GOAL —
Identify the lines that contain the word "Category" and copy each one.
Start TASK MATERIAL
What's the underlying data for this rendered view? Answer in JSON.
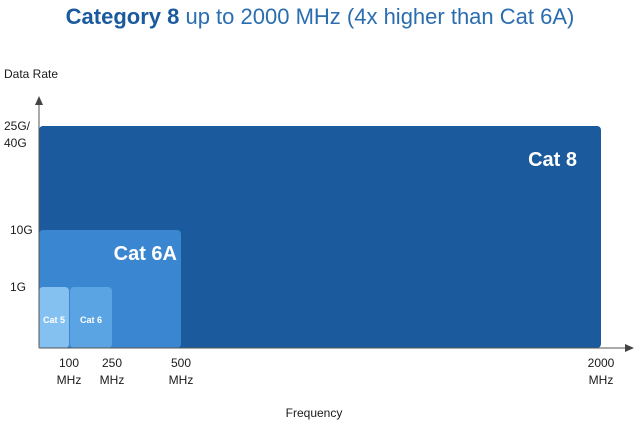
{
  "title_bold": "Category 8",
  "title_rest": " up to 2000 MHz (4x higher than Cat 6A)",
  "chart_data": {
    "type": "area",
    "title": "Category 8 up to 2000 MHz (4x higher than Cat 6A)",
    "xlabel": "Frequency",
    "ylabel": "Data Rate",
    "x_ticks": [
      {
        "value": 100,
        "l1": "100",
        "l2": "MHz"
      },
      {
        "value": 250,
        "l1": "250",
        "l2": "MHz"
      },
      {
        "value": 500,
        "l1": "500",
        "l2": "MHz"
      },
      {
        "value": 2000,
        "l1": "2000",
        "l2": "MHz"
      }
    ],
    "y_ticks": [
      {
        "key": "1G",
        "l1": "1G",
        "l2": ""
      },
      {
        "key": "10G",
        "l1": "10G",
        "l2": ""
      },
      {
        "key": "25G/40G",
        "l1": "25G/",
        "l2": "40G"
      }
    ],
    "series": [
      {
        "name": "Cat 8",
        "max_frequency_mhz": 2000,
        "max_data_rate": "25G/40G",
        "color": "#1c5a9e",
        "label_size": "large"
      },
      {
        "name": "Cat 6A",
        "max_frequency_mhz": 500,
        "max_data_rate": "10G",
        "color": "#3a86d0",
        "label_size": "medium"
      },
      {
        "name": "Cat 6",
        "max_frequency_mhz": 250,
        "max_data_rate": "1G",
        "color": "#5aa4e4",
        "label_size": "small"
      },
      {
        "name": "Cat 5",
        "max_frequency_mhz": 100,
        "max_data_rate": "1G",
        "color": "#84c0f0",
        "label_size": "small"
      }
    ],
    "grid": false,
    "legend": "none"
  }
}
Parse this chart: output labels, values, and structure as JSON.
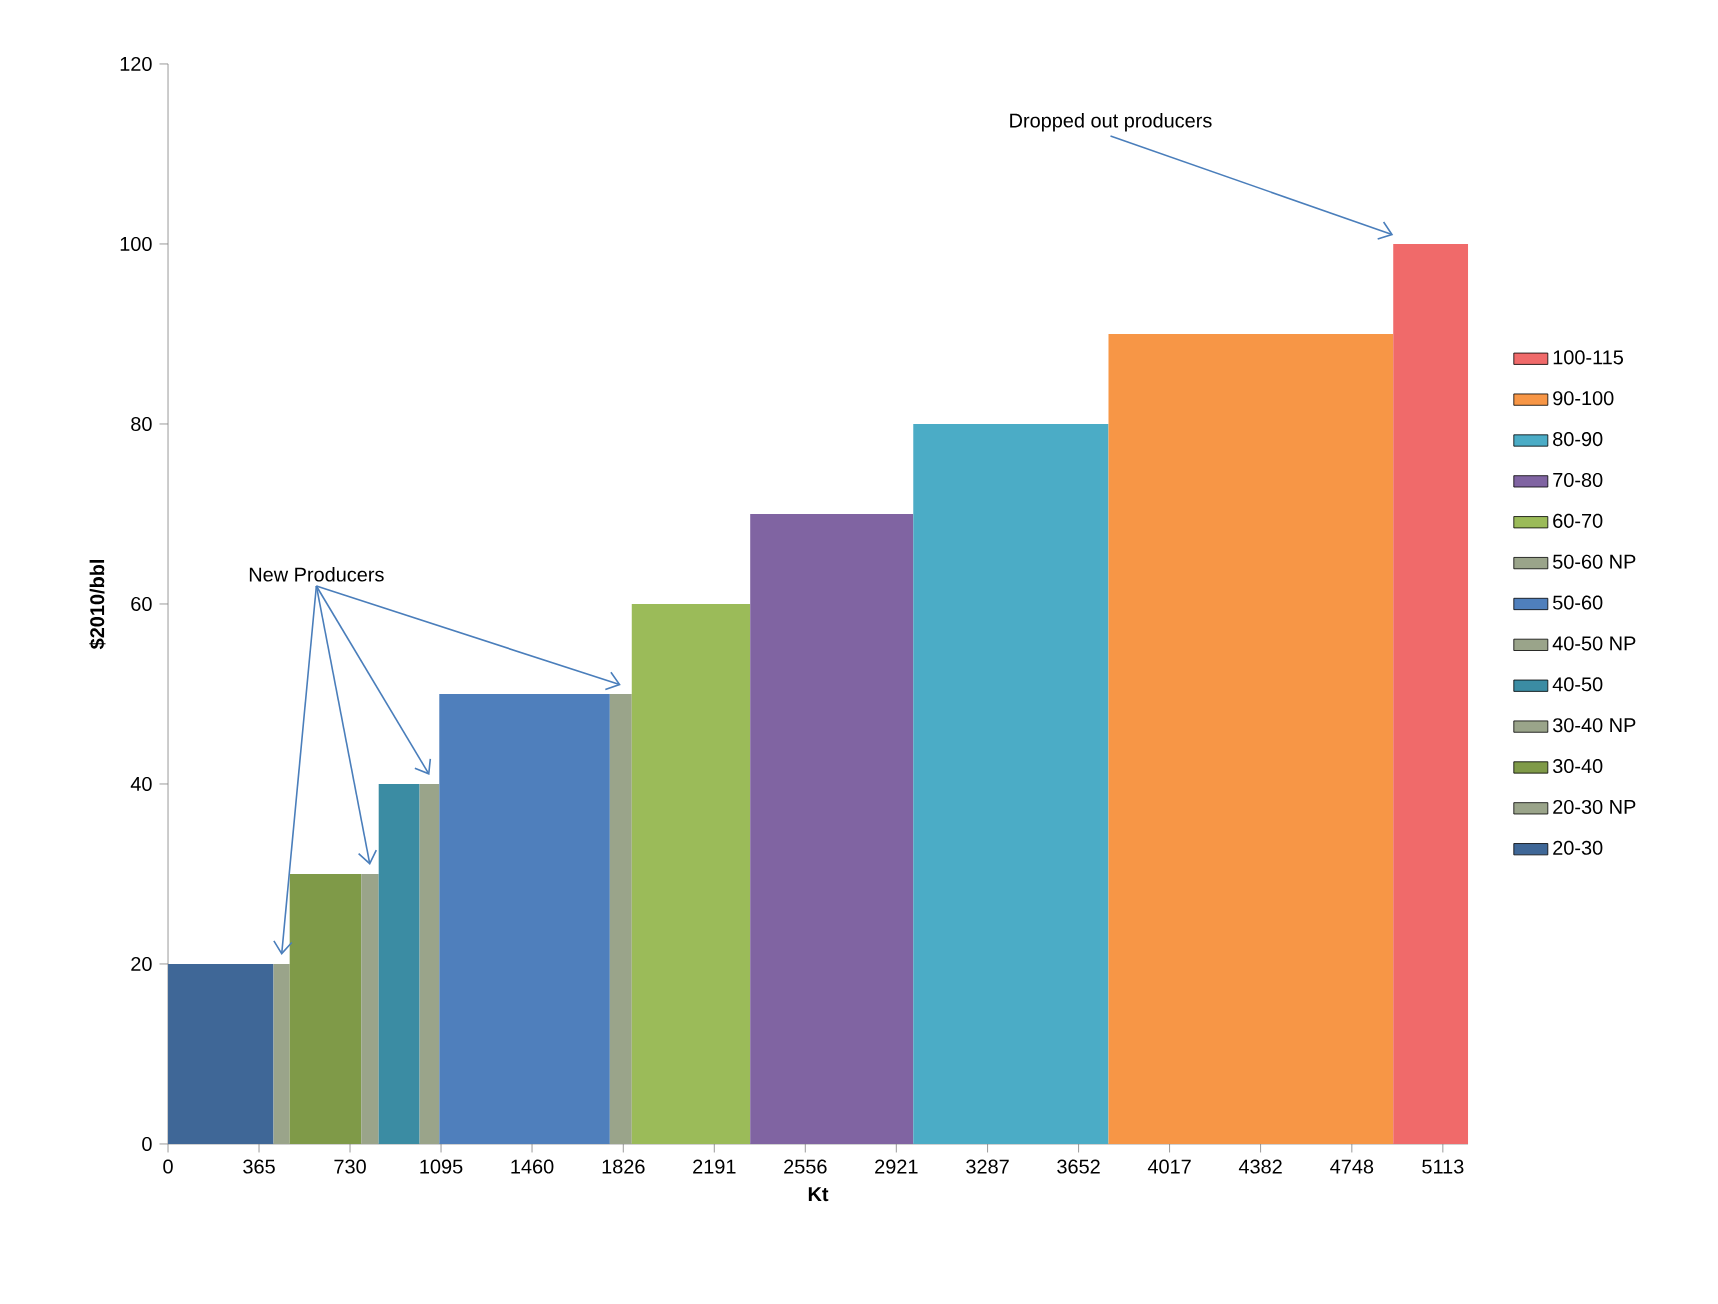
{
  "chart_data": {
    "type": "area",
    "xlabel": "Kt",
    "ylabel": "$2010/bbl",
    "xlim": [
      0,
      5214
    ],
    "ylim": [
      0,
      120
    ],
    "xticks": [
      0,
      365,
      730,
      1095,
      1460,
      1826,
      2191,
      2556,
      2921,
      3287,
      3652,
      4017,
      4382,
      4748,
      5113
    ],
    "yticks": [
      0,
      20,
      40,
      60,
      80,
      100,
      120
    ],
    "legend": "right",
    "grid": false,
    "annotations": [
      {
        "text": "New Producers",
        "x": 455,
        "y": 20
      },
      {
        "text": "Dropped out producers",
        "x": 4914,
        "y": 100
      }
    ],
    "series": [
      {
        "name": "20-30",
        "color": "#3f6797",
        "x": [
          0,
          423
        ],
        "values": [
          20,
          20
        ]
      },
      {
        "name": "20-30 NP",
        "color": "#9aa48a",
        "x": [
          423,
          488
        ],
        "values": [
          20,
          20
        ]
      },
      {
        "name": "30-40",
        "color": "#7f9a48",
        "x": [
          488,
          775
        ],
        "values": [
          30,
          30
        ]
      },
      {
        "name": "30-40 NP",
        "color": "#9aa48a",
        "x": [
          775,
          845
        ],
        "values": [
          30,
          30
        ]
      },
      {
        "name": "40-50",
        "color": "#3b8ca3",
        "x": [
          845,
          1009
        ],
        "values": [
          40,
          40
        ]
      },
      {
        "name": "40-50 NP",
        "color": "#9aa48a",
        "x": [
          1009,
          1088
        ],
        "values": [
          40,
          40
        ]
      },
      {
        "name": "50-60",
        "color": "#4f7fbc",
        "x": [
          1088,
          1772
        ],
        "values": [
          50,
          50
        ]
      },
      {
        "name": "50-60 NP",
        "color": "#9aa48a",
        "x": [
          1772,
          1860
        ],
        "values": [
          50,
          50
        ]
      },
      {
        "name": "60-70",
        "color": "#9bbb59",
        "x": [
          1860,
          2335
        ],
        "values": [
          60,
          60
        ]
      },
      {
        "name": "70-80",
        "color": "#8064a2",
        "x": [
          2335,
          2989
        ],
        "values": [
          70,
          70
        ]
      },
      {
        "name": "80-90",
        "color": "#4bacc6",
        "x": [
          2989,
          3772
        ],
        "values": [
          80,
          80
        ]
      },
      {
        "name": "90-100",
        "color": "#f79646",
        "x": [
          3772,
          4914
        ],
        "values": [
          90,
          90
        ]
      },
      {
        "name": "100-115",
        "color": "#f06a6a",
        "x": [
          4914,
          5214
        ],
        "values": [
          100,
          100
        ]
      }
    ]
  }
}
End TASK MATERIAL
CORRECT OUTPUT —
  "title_bold": "Category 8",
    "title": "Category 8 up to 2000 MHz (4x higher than Cat 6A)",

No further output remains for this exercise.